(Saved entries)
=======

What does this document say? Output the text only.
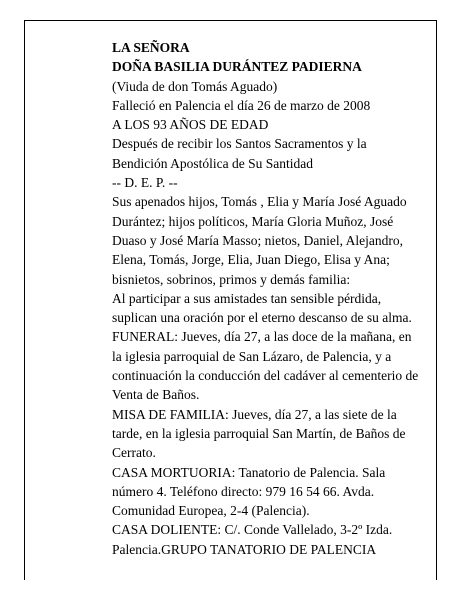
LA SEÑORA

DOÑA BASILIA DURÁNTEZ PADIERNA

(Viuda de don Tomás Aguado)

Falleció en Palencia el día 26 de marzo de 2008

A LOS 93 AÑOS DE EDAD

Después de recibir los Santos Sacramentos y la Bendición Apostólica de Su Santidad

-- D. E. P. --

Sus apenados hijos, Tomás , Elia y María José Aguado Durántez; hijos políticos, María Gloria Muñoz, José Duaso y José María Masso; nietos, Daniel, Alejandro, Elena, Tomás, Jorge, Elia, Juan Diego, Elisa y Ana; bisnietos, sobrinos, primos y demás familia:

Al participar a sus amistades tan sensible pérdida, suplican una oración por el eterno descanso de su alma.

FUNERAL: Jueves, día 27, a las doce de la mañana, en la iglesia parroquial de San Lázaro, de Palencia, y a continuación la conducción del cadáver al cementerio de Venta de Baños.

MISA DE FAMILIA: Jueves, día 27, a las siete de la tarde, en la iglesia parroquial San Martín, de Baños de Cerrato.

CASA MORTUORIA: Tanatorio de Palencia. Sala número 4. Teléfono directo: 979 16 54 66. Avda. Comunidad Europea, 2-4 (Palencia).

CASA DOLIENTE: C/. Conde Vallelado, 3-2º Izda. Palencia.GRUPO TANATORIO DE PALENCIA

=======

[Direction]
Without including any pictures, print each record exactly.

[Correct output]
What does this document say? Output the text only.
LA SEÑORA

DOÑA BASILIA DURÁNTEZ PADIERNA

(Viuda de don Tomás Aguado)

Falleció en Palencia el día 26 de marzo de 2008

A LOS 93 AÑOS DE EDAD

Después de recibir los Santos Sacramentos y la Bendición Apostólica de Su Santidad

-- D. E. P. --

Sus apenados hijos, Tomás , Elia y María José Aguado Durántez; hijos políticos, María Gloria Muñoz, José Duaso y José María Masso; nietos, Daniel, Alejandro, Elena, Tomás, Jorge, Elia, Juan Diego, Elisa y Ana; bisnietos, sobrinos, primos y demás familia:

Al participar a sus amistades tan sensible pérdida, suplican una oración por el eterno descanso de su alma.

FUNERAL: Jueves, día 27, a las doce de la mañana, en la iglesia parroquial de San Lázaro, de Palencia, y a continuación la conducción del cadáver al cementerio de Venta de Baños.

MISA DE FAMILIA: Jueves, día 27, a las siete de la tarde, en la iglesia parroquial San Martín, de Baños de Cerrato.

CASA MORTUORIA: Tanatorio de Palencia. Sala número 4. Teléfono directo: 979 16 54 66. Avda. Comunidad Europea, 2-4 (Palencia).

CASA DOLIENTE: C/. Conde Vallelado, 3-2º Izda. Palencia.GRUPO TANATORIO DE PALENCIA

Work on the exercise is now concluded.